- AIM
Repeat the lines of the listing verbatim, starting at its first line and ending at the line that contains "sessions-smart-button[interactable]: Sessions 11", with both of those lines included.

[Entries taken from a collection]
■ ■ ■

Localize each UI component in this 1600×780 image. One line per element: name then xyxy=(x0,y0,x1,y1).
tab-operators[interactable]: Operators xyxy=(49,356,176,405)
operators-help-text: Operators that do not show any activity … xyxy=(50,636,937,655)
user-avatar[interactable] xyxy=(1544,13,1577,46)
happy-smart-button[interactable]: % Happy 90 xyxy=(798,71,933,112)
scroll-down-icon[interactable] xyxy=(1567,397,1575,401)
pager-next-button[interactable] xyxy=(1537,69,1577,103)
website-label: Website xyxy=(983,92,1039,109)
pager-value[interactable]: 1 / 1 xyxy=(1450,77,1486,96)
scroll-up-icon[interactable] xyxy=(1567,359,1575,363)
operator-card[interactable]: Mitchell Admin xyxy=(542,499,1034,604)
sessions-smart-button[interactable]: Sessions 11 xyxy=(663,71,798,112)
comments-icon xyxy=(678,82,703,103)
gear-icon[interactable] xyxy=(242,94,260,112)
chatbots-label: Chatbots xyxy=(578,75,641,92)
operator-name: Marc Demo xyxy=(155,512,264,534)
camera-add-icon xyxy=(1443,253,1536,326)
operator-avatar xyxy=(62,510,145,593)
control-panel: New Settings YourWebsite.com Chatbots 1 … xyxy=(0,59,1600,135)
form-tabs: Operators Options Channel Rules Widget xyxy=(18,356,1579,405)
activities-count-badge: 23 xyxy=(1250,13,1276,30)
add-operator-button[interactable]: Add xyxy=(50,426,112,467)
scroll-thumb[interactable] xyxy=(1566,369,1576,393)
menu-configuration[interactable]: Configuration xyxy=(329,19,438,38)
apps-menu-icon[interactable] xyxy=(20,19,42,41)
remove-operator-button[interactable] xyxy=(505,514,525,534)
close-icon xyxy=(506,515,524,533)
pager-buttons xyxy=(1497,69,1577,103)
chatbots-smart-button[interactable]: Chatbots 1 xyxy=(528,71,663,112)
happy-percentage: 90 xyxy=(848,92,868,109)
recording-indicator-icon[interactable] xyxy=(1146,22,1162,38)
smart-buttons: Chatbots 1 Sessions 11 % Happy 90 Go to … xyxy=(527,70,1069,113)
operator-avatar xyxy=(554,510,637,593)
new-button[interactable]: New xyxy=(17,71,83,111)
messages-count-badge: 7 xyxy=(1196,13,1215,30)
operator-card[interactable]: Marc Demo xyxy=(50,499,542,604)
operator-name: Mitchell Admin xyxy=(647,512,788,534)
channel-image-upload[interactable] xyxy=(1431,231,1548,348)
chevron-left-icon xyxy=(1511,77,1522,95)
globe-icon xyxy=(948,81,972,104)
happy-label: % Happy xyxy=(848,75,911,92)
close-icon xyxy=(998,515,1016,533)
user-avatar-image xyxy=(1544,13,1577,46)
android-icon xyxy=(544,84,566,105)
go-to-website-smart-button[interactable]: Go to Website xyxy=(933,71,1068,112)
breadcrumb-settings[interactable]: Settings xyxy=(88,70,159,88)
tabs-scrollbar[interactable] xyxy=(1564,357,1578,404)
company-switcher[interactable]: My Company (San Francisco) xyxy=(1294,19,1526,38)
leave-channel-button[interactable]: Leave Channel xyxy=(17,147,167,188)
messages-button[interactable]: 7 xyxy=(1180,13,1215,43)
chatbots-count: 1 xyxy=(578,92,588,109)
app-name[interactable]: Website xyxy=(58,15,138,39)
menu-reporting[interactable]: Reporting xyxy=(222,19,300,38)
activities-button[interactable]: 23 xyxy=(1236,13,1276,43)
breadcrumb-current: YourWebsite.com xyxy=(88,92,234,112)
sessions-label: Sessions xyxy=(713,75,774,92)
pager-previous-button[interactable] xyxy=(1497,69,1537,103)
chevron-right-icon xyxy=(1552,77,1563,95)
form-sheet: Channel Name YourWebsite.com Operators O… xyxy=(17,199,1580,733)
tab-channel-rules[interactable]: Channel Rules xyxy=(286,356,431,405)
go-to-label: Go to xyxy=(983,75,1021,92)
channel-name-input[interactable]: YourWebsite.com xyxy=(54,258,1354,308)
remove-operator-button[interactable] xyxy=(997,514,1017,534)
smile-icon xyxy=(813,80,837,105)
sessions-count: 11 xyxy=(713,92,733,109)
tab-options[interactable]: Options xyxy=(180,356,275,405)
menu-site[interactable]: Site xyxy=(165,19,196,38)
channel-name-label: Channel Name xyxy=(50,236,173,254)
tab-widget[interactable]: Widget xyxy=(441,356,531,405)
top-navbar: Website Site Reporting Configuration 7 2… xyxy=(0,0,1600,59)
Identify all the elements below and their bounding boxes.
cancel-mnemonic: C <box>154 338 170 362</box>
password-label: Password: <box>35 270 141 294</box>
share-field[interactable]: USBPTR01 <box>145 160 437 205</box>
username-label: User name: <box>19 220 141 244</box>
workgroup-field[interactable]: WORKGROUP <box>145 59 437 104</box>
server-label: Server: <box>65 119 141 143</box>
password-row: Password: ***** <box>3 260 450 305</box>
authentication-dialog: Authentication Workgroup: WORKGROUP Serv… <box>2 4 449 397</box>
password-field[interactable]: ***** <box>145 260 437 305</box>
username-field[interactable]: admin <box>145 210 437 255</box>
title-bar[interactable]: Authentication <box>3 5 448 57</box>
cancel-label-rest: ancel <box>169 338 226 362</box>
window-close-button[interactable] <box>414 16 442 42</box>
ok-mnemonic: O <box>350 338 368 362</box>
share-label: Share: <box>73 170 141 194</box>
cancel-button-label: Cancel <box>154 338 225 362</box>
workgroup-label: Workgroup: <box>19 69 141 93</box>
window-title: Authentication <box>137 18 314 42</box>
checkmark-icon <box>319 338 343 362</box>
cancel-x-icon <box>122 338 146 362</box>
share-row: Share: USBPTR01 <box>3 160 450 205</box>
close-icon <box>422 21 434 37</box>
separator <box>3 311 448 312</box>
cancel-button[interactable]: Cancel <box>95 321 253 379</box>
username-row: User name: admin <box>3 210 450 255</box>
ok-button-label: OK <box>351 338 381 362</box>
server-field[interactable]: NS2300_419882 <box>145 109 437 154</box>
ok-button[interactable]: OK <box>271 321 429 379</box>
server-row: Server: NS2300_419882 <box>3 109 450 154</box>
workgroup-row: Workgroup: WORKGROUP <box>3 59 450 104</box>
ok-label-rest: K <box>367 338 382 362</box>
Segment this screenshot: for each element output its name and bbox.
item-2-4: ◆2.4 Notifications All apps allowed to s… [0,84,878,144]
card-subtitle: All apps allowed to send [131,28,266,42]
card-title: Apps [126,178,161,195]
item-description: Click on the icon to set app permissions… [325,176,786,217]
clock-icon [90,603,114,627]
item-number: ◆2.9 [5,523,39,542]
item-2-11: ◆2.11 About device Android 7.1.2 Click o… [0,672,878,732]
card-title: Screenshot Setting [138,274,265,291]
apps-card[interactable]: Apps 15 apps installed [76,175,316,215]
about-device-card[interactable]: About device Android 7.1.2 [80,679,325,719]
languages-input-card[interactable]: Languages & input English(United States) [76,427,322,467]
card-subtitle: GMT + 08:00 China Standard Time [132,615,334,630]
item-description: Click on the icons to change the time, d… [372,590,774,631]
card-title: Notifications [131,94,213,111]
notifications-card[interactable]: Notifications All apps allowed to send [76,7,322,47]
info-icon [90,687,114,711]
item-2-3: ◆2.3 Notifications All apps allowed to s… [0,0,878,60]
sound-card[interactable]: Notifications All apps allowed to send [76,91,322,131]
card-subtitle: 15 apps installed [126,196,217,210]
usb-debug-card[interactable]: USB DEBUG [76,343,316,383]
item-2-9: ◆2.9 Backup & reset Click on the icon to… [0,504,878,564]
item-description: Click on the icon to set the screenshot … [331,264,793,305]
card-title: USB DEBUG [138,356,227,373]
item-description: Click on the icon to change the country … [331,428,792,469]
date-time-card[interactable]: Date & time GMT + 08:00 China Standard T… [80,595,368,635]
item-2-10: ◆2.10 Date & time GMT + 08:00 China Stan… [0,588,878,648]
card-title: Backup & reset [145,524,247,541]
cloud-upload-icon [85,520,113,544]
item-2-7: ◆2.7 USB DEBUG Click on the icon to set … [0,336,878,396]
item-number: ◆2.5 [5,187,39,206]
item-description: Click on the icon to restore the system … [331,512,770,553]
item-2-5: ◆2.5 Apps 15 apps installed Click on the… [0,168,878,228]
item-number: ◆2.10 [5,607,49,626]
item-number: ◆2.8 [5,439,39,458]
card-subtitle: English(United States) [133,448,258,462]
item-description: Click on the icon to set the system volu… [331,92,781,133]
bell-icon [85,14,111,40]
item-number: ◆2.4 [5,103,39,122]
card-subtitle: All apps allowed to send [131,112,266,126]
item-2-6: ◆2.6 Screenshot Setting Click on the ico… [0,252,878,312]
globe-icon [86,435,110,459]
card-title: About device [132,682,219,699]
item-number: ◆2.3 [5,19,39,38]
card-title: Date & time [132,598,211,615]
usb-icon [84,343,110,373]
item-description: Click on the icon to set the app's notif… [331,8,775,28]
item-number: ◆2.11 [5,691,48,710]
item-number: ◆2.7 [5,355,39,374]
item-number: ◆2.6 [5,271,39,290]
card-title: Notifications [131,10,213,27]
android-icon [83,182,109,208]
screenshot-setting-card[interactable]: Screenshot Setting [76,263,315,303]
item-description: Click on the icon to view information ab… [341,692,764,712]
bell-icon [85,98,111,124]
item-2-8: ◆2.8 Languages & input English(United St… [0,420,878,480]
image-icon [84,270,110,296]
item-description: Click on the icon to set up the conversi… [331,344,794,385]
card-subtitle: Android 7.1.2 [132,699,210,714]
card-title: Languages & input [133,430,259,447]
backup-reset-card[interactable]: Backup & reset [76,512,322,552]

■ ■ ■

- ANSWER
Localize each UI component in this 1600×780 image. One line per element: name then xyxy=(x0,y0,x1,y1).
tab-operators[interactable]: Operators xyxy=(49,356,176,405)
operators-help-text: Operators that do not show any activity … xyxy=(50,636,937,655)
user-avatar[interactable] xyxy=(1544,13,1577,46)
happy-smart-button[interactable]: % Happy 90 xyxy=(798,71,933,112)
scroll-down-icon[interactable] xyxy=(1567,397,1575,401)
pager-next-button[interactable] xyxy=(1537,69,1577,103)
website-label: Website xyxy=(983,92,1039,109)
pager-value[interactable]: 1 / 1 xyxy=(1450,77,1486,96)
scroll-up-icon[interactable] xyxy=(1567,359,1575,363)
operator-card[interactable]: Mitchell Admin xyxy=(542,499,1034,604)
sessions-smart-button[interactable]: Sessions 11 xyxy=(663,71,798,112)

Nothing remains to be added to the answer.